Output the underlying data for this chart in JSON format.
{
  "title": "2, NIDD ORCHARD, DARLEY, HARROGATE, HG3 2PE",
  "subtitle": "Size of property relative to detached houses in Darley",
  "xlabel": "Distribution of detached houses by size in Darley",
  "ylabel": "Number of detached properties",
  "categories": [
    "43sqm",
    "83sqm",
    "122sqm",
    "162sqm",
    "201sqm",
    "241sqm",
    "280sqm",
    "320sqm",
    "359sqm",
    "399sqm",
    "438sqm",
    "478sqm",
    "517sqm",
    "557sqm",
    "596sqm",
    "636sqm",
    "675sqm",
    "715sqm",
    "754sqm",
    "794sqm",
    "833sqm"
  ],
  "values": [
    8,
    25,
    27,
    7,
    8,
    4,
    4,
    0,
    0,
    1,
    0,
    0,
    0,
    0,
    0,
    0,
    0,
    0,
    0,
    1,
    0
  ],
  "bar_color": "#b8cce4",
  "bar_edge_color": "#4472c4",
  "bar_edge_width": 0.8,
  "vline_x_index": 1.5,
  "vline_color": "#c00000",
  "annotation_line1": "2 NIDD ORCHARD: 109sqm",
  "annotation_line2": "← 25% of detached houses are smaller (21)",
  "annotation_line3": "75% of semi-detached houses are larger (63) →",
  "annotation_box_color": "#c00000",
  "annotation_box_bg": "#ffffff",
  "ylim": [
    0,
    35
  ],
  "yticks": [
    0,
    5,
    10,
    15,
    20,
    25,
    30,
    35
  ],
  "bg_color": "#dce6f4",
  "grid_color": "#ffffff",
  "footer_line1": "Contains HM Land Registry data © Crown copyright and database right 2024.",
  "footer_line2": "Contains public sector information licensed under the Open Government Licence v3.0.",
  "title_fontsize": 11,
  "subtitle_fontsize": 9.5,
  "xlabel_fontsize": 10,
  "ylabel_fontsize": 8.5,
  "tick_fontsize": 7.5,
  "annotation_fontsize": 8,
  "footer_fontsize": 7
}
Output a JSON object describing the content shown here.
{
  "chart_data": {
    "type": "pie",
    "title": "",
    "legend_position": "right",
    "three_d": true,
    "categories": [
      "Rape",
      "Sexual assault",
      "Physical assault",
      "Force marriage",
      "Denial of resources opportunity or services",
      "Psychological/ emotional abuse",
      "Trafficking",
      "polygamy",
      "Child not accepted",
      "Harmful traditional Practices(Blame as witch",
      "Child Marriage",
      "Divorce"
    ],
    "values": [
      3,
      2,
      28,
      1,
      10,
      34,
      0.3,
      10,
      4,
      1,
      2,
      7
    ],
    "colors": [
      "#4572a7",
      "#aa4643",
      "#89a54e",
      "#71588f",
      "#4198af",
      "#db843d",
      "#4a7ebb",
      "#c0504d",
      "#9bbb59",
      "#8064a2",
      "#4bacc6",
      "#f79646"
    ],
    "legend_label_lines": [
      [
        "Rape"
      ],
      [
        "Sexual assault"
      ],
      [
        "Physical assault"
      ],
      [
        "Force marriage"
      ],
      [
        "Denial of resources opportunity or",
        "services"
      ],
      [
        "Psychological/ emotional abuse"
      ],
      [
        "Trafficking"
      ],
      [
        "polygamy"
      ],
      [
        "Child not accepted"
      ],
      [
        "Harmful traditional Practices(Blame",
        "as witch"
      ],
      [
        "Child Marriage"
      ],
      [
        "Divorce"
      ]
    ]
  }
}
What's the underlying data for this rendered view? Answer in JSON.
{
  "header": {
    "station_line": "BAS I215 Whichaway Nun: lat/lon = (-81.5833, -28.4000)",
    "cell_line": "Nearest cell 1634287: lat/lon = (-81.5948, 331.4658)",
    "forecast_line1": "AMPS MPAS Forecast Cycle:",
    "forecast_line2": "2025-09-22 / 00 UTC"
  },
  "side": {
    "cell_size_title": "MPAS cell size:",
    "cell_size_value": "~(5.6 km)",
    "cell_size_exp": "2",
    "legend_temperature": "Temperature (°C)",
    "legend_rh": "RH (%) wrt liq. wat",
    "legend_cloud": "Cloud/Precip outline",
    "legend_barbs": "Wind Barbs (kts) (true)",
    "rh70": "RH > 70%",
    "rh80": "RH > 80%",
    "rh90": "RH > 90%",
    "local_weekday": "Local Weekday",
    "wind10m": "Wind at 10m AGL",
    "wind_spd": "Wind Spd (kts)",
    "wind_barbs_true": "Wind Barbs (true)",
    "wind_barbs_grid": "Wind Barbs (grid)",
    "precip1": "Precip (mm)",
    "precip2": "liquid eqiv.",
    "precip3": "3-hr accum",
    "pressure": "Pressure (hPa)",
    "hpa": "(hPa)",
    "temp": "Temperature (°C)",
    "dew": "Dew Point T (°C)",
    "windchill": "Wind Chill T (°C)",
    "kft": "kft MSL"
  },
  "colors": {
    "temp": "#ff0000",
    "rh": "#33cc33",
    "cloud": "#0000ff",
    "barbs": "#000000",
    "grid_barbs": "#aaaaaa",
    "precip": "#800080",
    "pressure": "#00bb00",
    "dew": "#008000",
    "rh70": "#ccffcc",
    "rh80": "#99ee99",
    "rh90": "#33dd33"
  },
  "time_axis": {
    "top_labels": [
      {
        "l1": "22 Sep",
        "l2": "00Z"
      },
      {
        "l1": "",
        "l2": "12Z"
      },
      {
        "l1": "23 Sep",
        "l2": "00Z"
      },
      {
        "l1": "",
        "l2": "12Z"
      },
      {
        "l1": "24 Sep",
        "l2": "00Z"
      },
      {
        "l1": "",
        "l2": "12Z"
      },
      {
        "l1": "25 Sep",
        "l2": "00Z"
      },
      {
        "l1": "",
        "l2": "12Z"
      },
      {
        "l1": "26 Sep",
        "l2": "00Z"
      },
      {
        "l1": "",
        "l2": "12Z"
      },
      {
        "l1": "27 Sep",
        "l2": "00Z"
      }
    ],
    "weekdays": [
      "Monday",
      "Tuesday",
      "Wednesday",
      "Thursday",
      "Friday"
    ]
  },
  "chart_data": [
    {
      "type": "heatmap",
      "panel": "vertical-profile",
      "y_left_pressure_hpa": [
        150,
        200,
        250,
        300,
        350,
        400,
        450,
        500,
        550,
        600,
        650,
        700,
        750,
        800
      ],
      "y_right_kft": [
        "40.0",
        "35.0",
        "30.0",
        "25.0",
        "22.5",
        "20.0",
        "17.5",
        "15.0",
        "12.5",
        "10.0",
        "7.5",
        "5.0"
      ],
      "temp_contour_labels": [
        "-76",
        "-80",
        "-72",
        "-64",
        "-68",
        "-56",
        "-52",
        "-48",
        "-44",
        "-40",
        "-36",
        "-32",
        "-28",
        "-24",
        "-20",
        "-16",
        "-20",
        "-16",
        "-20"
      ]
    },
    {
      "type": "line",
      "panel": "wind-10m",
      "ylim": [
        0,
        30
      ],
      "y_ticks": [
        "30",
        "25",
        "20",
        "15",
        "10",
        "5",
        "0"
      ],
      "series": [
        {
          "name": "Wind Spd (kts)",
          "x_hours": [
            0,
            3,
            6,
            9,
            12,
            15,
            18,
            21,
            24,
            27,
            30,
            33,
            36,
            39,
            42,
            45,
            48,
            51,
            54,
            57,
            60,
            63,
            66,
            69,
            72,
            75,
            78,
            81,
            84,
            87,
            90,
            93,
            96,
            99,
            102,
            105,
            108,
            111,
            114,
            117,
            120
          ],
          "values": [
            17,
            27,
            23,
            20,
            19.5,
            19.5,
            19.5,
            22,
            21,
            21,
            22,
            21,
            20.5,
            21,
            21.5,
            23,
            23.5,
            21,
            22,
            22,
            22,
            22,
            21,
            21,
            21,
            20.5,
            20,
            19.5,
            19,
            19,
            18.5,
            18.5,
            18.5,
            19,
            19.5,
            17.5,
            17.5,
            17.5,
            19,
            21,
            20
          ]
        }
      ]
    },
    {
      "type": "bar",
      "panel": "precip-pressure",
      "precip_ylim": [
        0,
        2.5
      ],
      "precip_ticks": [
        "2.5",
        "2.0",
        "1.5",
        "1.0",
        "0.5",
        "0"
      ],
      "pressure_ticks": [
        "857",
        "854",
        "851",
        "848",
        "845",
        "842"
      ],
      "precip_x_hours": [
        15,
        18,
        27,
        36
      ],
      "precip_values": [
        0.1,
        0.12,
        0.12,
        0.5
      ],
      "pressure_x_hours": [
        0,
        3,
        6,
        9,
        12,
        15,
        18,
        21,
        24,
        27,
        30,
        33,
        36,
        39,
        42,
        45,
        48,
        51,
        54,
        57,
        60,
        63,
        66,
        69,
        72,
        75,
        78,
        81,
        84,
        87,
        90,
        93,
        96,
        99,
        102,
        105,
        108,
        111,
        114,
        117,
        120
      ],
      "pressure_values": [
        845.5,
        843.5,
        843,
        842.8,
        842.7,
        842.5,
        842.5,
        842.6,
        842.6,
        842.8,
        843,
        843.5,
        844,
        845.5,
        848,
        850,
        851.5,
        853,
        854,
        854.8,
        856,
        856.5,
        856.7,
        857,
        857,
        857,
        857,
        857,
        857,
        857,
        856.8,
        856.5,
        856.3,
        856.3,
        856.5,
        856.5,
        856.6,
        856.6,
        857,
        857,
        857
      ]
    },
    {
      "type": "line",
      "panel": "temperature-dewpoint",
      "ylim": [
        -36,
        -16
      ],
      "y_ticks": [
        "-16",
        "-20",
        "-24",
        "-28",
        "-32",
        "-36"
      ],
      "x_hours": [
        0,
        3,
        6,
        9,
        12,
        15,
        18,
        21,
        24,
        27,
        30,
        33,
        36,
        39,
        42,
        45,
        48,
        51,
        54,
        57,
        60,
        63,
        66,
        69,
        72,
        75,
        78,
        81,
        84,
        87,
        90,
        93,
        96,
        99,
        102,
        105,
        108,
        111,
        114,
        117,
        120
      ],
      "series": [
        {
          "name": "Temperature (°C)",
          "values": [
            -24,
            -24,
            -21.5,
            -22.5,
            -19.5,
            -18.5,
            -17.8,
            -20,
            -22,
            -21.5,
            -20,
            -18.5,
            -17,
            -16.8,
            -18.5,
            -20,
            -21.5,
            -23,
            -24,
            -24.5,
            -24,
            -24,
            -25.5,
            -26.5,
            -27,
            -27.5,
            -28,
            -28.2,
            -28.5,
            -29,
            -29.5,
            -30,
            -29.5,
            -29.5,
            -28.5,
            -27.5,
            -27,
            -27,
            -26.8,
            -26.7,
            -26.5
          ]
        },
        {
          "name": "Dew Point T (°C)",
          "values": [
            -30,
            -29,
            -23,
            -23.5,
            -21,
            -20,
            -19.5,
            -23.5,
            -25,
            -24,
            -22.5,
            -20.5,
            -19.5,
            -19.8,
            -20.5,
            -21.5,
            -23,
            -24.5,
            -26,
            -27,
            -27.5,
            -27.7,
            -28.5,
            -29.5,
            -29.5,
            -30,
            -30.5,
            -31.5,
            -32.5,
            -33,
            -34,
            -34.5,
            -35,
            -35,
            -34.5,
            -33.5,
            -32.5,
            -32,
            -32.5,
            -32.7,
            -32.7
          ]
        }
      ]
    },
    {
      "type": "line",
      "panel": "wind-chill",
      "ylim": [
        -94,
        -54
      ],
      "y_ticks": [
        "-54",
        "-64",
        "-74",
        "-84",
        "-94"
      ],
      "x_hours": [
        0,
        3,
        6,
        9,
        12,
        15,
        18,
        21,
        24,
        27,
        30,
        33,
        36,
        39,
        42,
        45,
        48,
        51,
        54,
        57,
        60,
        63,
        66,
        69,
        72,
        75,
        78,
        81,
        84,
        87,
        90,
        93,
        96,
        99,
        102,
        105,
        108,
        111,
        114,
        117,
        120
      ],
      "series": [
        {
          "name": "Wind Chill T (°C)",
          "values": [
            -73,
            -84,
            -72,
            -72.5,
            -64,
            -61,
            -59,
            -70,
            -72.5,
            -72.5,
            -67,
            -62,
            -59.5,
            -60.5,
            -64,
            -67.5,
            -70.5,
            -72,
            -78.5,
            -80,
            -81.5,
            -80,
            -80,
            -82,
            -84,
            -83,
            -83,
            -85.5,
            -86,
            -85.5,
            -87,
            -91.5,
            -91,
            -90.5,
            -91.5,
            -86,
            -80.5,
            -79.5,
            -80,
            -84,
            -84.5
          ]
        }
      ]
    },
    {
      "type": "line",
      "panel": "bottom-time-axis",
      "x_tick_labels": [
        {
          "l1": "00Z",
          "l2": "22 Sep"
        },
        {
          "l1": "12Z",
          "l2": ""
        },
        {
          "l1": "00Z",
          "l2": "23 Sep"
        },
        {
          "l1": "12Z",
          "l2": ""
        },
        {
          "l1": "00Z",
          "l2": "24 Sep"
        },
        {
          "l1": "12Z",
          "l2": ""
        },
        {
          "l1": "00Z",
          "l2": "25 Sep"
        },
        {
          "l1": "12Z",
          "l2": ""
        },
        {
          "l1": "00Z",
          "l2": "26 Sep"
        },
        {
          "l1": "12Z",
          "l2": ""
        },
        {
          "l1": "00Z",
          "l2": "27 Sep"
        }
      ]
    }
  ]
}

→ Exercise requirements: Go through the preceding material and copy each line that has the word "Psychological".

→ Response:
      "Psychological/ emotional abuse",
        "Psychological/ emotional abuse"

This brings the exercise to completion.